YOUR TASK: Repeat every record below exactly as written.

Stored items from a collection:
☆ ☆ ☆ ☆

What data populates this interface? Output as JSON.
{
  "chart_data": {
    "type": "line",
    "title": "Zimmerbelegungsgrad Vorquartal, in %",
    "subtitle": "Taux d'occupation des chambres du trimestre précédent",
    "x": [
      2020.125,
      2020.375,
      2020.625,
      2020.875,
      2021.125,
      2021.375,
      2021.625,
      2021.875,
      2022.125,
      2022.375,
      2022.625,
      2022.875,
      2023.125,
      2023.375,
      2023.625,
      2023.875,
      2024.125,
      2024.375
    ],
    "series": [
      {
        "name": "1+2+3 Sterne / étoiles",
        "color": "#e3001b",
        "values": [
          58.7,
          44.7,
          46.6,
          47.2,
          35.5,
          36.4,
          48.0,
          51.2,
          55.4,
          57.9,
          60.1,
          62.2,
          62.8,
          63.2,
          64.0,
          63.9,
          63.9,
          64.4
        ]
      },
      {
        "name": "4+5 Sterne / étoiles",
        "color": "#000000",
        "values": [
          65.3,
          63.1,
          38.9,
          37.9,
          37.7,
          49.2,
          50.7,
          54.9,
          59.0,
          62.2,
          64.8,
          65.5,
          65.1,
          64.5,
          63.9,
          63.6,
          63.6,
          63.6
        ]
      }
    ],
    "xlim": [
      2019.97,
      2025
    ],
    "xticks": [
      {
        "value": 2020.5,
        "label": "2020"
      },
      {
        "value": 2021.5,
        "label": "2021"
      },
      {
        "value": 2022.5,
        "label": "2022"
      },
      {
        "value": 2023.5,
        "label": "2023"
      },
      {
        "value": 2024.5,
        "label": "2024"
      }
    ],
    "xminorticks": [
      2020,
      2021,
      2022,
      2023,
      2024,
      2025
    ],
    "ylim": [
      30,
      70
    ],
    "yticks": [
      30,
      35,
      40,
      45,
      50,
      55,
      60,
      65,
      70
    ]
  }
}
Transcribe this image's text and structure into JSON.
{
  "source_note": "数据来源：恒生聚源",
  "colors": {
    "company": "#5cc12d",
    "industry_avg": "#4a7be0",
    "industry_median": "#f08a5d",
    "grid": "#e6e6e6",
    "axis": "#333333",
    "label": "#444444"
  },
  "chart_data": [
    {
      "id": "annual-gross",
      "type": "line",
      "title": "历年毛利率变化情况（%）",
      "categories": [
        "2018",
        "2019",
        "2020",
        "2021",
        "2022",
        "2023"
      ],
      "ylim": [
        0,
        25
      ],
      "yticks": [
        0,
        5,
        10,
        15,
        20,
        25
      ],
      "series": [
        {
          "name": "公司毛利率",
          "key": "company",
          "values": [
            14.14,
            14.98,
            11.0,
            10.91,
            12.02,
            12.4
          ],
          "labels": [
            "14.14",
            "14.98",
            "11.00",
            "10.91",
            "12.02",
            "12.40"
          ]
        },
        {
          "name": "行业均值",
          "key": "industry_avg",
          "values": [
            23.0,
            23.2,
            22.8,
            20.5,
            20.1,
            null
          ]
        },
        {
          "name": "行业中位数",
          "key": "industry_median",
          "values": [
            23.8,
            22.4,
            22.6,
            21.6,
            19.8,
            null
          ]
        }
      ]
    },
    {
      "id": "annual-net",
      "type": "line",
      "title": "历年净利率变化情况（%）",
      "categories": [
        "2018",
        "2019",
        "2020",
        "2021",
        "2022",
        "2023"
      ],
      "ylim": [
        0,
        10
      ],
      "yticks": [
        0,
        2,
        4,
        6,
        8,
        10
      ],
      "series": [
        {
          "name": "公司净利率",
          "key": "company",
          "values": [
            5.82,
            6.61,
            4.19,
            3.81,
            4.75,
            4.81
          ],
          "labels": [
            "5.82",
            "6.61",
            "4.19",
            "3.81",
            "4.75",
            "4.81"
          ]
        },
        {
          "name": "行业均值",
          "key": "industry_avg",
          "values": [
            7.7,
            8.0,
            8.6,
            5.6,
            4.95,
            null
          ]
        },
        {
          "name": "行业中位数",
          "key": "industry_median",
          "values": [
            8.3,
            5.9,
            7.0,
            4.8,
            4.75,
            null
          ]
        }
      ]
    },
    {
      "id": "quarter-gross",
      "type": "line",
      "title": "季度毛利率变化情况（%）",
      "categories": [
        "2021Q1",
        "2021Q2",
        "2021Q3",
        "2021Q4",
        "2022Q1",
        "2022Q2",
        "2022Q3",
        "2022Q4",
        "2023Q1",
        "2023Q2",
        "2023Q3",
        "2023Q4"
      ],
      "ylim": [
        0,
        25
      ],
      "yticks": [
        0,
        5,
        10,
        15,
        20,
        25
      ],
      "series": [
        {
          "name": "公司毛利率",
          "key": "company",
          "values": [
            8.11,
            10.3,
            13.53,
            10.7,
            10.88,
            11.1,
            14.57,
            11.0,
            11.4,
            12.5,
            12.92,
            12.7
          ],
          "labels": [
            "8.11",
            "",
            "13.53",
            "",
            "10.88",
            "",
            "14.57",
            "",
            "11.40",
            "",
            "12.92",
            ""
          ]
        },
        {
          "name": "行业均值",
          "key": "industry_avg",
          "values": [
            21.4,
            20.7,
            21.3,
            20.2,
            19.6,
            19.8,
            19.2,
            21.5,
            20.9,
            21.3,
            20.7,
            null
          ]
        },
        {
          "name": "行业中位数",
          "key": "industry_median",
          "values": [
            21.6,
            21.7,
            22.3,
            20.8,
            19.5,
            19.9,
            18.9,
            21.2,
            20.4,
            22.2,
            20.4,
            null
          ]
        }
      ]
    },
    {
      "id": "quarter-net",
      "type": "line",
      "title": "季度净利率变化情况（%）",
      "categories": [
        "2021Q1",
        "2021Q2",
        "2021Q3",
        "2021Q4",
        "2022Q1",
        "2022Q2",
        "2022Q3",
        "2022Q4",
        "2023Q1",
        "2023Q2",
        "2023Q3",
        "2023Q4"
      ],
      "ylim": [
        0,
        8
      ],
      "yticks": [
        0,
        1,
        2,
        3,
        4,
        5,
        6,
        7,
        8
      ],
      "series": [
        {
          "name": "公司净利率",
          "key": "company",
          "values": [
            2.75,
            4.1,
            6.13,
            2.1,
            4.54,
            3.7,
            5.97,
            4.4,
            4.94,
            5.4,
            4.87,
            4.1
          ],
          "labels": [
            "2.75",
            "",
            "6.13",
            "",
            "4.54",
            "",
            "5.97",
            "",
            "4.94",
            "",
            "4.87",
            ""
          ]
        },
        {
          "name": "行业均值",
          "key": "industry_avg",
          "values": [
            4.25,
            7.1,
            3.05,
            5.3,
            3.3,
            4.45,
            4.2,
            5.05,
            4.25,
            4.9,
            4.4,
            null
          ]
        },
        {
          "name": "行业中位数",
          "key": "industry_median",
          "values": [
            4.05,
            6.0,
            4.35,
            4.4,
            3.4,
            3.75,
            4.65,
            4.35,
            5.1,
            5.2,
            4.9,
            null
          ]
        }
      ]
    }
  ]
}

☆ ☆ ☆ ☆

THE RESULT:
What data populates this interface? Output as JSON.
{
  "chart_data": {
    "type": "line",
    "title": "Zimmerbelegungsgrad Vorquartal, in %",
    "subtitle": "Taux d'occupation des chambres du trimestre précédent",
    "x": [
      2020.125,
      2020.375,
      2020.625,
      2020.875,
      2021.125,
      2021.375,
      2021.625,
      2021.875,
      2022.125,
      2022.375,
      2022.625,
      2022.875,
      2023.125,
      2023.375,
      2023.625,
      2023.875,
      2024.125,
      2024.375
    ],
    "series": [
      {
        "name": "1+2+3 Sterne / étoiles",
        "color": "#e3001b",
        "values": [
          58.7,
          44.7,
          46.6,
          47.2,
          35.5,
          36.4,
          48.0,
          51.2,
          55.4,
          57.9,
          60.1,
          62.2,
          62.8,
          63.2,
          64.0,
          63.9,
          63.9,
          64.4
        ]
      },
      {
        "name": "4+5 Sterne / étoiles",
        "color": "#000000",
        "values": [
          65.3,
          63.1,
          38.9,
          37.9,
          37.7,
          49.2,
          50.7,
          54.9,
          59.0,
          62.2,
          64.8,
          65.5,
          65.1,
          64.5,
          63.9,
          63.6,
          63.6,
          63.6
        ]
      }
    ],
    "xlim": [
      2019.97,
      2025
    ],
    "xticks": [
      {
        "value": 2020.5,
        "label": "2020"
      },
      {
        "value": 2021.5,
        "label": "2021"
      },
      {
        "value": 2022.5,
        "label": "2022"
      },
      {
        "value": 2023.5,
        "label": "2023"
      },
      {
        "value": 2024.5,
        "label": "2024"
      }
    ],
    "xminorticks": [
      2020,
      2021,
      2022,
      2023,
      2024,
      2025
    ],
    "ylim": [
      30,
      70
    ],
    "yticks": [
      30,
      35,
      40,
      45,
      50,
      55,
      60,
      65,
      70
    ]
  }
}
Transcribe this image's text and structure into JSON.
{
  "source_note": "数据来源：恒生聚源",
  "colors": {
    "company": "#5cc12d",
    "industry_avg": "#4a7be0",
    "industry_median": "#f08a5d",
    "grid": "#e6e6e6",
    "axis": "#333333",
    "label": "#444444"
  },
  "chart_data": [
    {
      "id": "annual-gross",
      "type": "line",
      "title": "历年毛利率变化情况（%）",
      "categories": [
        "2018",
        "2019",
        "2020",
        "2021",
        "2022",
        "2023"
      ],
      "ylim": [
        0,
        25
      ],
      "yticks": [
        0,
        5,
        10,
        15,
        20,
        25
      ],
      "series": [
        {
          "name": "公司毛利率",
          "key": "company",
          "values": [
            14.14,
            14.98,
            11.0,
            10.91,
            12.02,
            12.4
          ],
          "labels": [
            "14.14",
            "14.98",
            "11.00",
            "10.91",
            "12.02",
            "12.40"
          ]
        },
        {
          "name": "行业均值",
          "key": "industry_avg",
          "values": [
            23.0,
            23.2,
            22.8,
            20.5,
            20.1,
            null
          ]
        },
        {
          "name": "行业中位数",
          "key": "industry_median",
          "values": [
            23.8,
            22.4,
            22.6,
            21.6,
            19.8,
            null
          ]
        }
      ]
    },
    {
      "id": "annual-net",
      "type": "line",
      "title": "历年净利率变化情况（%）",
      "categories": [
        "2018",
        "2019",
        "2020",
        "2021",
        "2022",
        "2023"
      ],
      "ylim": [
        0,
        10
      ],
      "yticks": [
        0,
        2,
        4,
        6,
        8,
        10
      ],
      "series": [
        {
          "name": "公司净利率",
          "key": "company",
          "values": [
            5.82,
            6.61,
            4.19,
            3.81,
            4.75,
            4.81
          ],
          "labels": [
            "5.82",
            "6.61",
            "4.19",
            "3.81",
            "4.75",
            "4.81"
          ]
        },
        {
          "name": "行业均值",
          "key": "industry_avg",
          "values": [
            7.7,
            8.0,
            8.6,
            5.6,
            4.95,
            null
          ]
        },
        {
          "name": "行业中位数",
          "key": "industry_median",
          "values": [
            8.3,
            5.9,
            7.0,
            4.8,
            4.75,
            null
          ]
        }
      ]
    },
    {
      "id": "quarter-gross",
      "type": "line",
      "title": "季度毛利率变化情况（%）",
      "categories": [
        "2021Q1",
        "2021Q2",
        "2021Q3",
        "2021Q4",
        "2022Q1",
        "2022Q2",
        "2022Q3",
        "2022Q4",
        "2023Q1",
        "2023Q2",
        "2023Q3",
        "2023Q4"
      ],
      "ylim": [
        0,
        25
      ],
      "yticks": [
        0,
        5,
        10,
        15,
        20,
        25
      ],
      "series": [
        {
          "name": "公司毛利率",
          "key": "company",
          "values": [
            8.11,
            10.3,
            13.53,
            10.7,
            10.88,
            11.1,
            14.57,
            11.0,
            11.4,
            12.5,
            12.92,
            12.7
          ],
          "labels": [
            "8.11",
            "",
            "13.53",
            "",
            "10.88",
            "",
            "14.57",
            "",
            "11.40",
            "",
            "12.92",
            ""
          ]
        },
        {
          "name": "行业均值",
          "key": "industry_avg",
          "values": [
            21.4,
            20.7,
            21.3,
            20.2,
            19.6,
            19.8,
            19.2,
            21.5,
            20.9,
            21.3,
            20.7,
            null
          ]
        },
        {
          "name": "行业中位数",
          "key": "industry_median",
          "values": [
            21.6,
            21.7,
            22.3,
            20.8,
            19.5,
            19.9,
            18.9,
            21.2,
            20.4,
            22.2,
            20.4,
            null
          ]
        }
      ]
    },
    {
      "id": "quarter-net",
      "type": "line",
      "title": "季度净利率变化情况（%）",
      "categories": [
        "2021Q1",
        "2021Q2",
        "2021Q3",
        "2021Q4",
        "2022Q1",
        "2022Q2",
        "2022Q3",
        "2022Q4",
        "2023Q1",
        "2023Q2",
        "2023Q3",
        "2023Q4"
      ],
      "ylim": [
        0,
        8
      ],
      "yticks": [
        0,
        1,
        2,
        3,
        4,
        5,
        6,
        7,
        8
      ],
      "series": [
        {
          "name": "公司净利率",
          "key": "company",
          "values": [
            2.75,
            4.1,
            6.13,
            2.1,
            4.54,
            3.7,
            5.97,
            4.4,
            4.94,
            5.4,
            4.87,
            4.1
          ],
          "labels": [
            "2.75",
            "",
            "6.13",
            "",
            "4.54",
            "",
            "5.97",
            "",
            "4.94",
            "",
            "4.87",
            ""
          ]
        },
        {
          "name": "行业均值",
          "key": "industry_avg",
          "values": [
            4.25,
            7.1,
            3.05,
            5.3,
            3.3,
            4.45,
            4.2,
            5.05,
            4.25,
            4.9,
            4.4,
            null
          ]
        },
        {
          "name": "行业中位数",
          "key": "industry_median",
          "values": [
            4.05,
            6.0,
            4.35,
            4.4,
            3.4,
            3.75,
            4.65,
            4.35,
            5.1,
            5.2,
            4.9,
            null
          ]
        }
      ]
    }
  ]
}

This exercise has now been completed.